== DATA SHOWN

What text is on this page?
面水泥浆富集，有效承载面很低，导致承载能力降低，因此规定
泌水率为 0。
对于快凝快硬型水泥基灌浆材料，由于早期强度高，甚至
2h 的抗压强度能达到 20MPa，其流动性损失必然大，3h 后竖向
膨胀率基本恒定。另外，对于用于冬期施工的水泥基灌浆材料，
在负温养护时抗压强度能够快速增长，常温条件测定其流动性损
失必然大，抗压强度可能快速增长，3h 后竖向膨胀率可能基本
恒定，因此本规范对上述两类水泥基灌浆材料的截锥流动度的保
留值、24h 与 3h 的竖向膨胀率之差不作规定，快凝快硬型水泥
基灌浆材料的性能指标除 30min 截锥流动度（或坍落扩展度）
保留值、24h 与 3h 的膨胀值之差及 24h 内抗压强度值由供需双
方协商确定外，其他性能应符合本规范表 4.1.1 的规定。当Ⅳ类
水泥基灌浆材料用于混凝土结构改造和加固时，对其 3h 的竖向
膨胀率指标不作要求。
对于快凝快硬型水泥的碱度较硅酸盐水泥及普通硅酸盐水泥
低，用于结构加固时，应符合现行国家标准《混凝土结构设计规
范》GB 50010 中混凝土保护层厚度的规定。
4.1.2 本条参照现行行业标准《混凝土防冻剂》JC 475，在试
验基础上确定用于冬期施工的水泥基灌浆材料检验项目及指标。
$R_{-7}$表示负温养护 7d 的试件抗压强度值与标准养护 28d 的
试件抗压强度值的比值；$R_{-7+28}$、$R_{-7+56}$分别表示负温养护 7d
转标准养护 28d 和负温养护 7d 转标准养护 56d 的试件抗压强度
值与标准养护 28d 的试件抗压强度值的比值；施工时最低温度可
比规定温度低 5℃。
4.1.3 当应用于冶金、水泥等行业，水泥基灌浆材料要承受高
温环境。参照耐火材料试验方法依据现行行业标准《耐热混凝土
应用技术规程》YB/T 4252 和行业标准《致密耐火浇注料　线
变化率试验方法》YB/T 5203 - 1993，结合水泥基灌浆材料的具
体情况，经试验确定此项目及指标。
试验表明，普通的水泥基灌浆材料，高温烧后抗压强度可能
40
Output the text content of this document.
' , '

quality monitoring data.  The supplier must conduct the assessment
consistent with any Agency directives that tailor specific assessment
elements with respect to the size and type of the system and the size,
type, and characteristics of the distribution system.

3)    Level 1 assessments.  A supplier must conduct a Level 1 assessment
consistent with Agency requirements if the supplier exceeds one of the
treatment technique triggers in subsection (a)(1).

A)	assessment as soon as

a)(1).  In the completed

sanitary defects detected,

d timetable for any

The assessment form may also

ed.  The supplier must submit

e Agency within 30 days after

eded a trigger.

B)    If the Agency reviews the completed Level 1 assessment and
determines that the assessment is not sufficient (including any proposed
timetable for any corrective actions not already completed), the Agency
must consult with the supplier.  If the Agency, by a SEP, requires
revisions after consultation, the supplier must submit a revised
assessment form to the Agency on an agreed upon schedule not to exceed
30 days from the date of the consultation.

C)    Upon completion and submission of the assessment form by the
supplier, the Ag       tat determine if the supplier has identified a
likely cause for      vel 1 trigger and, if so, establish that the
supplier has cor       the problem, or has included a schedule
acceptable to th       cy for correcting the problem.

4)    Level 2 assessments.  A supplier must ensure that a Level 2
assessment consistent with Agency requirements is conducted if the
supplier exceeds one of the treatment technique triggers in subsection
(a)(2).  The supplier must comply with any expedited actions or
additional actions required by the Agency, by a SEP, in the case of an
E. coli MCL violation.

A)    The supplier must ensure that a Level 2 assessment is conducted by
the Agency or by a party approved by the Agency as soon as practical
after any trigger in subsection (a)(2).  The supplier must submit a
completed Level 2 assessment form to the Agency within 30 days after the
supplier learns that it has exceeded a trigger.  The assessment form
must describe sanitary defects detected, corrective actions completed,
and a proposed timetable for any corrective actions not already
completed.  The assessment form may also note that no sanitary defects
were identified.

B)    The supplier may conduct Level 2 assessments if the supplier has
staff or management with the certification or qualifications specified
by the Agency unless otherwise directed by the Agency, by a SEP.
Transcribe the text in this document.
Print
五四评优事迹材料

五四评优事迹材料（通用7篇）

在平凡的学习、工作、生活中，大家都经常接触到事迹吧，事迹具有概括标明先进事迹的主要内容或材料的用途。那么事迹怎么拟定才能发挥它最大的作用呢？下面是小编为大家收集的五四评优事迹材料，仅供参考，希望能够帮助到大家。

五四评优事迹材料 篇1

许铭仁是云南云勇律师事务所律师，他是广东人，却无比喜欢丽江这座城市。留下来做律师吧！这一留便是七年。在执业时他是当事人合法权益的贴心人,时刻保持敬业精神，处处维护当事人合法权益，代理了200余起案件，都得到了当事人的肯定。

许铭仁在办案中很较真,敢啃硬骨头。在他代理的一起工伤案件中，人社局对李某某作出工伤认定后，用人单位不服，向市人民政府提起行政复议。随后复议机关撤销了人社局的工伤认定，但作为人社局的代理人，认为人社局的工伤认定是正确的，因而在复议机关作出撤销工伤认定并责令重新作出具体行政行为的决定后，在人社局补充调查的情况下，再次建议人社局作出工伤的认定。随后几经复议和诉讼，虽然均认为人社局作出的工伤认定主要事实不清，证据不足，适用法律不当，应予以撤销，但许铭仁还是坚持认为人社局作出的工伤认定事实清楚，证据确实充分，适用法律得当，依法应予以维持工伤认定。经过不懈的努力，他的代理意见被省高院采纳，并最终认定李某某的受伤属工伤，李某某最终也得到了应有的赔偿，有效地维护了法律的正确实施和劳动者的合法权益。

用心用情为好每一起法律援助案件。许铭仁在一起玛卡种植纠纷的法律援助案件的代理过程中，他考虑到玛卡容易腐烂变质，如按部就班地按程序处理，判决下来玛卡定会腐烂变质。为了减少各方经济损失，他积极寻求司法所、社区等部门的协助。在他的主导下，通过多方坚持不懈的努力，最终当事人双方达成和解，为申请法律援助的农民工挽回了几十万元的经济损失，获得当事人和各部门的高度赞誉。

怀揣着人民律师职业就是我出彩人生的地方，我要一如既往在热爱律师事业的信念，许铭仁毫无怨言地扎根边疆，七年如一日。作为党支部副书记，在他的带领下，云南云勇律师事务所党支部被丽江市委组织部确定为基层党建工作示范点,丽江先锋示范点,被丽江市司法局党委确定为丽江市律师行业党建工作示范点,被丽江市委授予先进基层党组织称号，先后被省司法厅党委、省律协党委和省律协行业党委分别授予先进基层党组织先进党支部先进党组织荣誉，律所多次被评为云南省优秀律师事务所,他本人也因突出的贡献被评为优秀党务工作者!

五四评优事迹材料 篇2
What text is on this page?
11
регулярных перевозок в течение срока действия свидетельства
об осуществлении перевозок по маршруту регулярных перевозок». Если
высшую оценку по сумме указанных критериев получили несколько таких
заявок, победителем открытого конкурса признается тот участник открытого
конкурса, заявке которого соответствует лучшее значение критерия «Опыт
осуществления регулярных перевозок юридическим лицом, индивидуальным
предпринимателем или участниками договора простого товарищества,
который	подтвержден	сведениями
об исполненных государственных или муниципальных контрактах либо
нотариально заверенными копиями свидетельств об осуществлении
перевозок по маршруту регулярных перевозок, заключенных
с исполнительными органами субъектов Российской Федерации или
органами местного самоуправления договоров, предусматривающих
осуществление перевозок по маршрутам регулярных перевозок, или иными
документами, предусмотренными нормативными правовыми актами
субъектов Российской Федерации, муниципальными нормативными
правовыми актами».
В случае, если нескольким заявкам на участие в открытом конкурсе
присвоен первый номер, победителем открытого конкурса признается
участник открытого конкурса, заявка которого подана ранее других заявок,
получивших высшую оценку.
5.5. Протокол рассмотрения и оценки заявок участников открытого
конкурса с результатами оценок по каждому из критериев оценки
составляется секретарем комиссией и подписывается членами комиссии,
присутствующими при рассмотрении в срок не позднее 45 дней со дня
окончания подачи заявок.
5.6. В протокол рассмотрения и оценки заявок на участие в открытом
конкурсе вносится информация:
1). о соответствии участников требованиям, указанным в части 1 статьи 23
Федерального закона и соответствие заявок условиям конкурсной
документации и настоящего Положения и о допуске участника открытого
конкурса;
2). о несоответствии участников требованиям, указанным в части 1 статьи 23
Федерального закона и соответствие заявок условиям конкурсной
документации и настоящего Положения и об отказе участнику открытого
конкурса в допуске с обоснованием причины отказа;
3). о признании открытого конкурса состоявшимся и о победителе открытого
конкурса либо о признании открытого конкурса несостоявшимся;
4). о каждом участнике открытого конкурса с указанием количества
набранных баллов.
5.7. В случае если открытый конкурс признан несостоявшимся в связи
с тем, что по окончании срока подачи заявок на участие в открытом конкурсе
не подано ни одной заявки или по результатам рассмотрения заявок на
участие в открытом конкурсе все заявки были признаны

====

• _PROBLEM DETAILS_: Check every line of the data, and copy the ones that contain "открытом".

• _IN RESPONSE_:
В случае, если нескольким заявкам на участие в открытом конкурсе
5.6. В протокол рассмотрения и оценки заявок на участие в открытом
с тем, что по окончании срока подачи заявок на участие в открытом конкурсе
участие в открытом конкурсе все заявки были признаны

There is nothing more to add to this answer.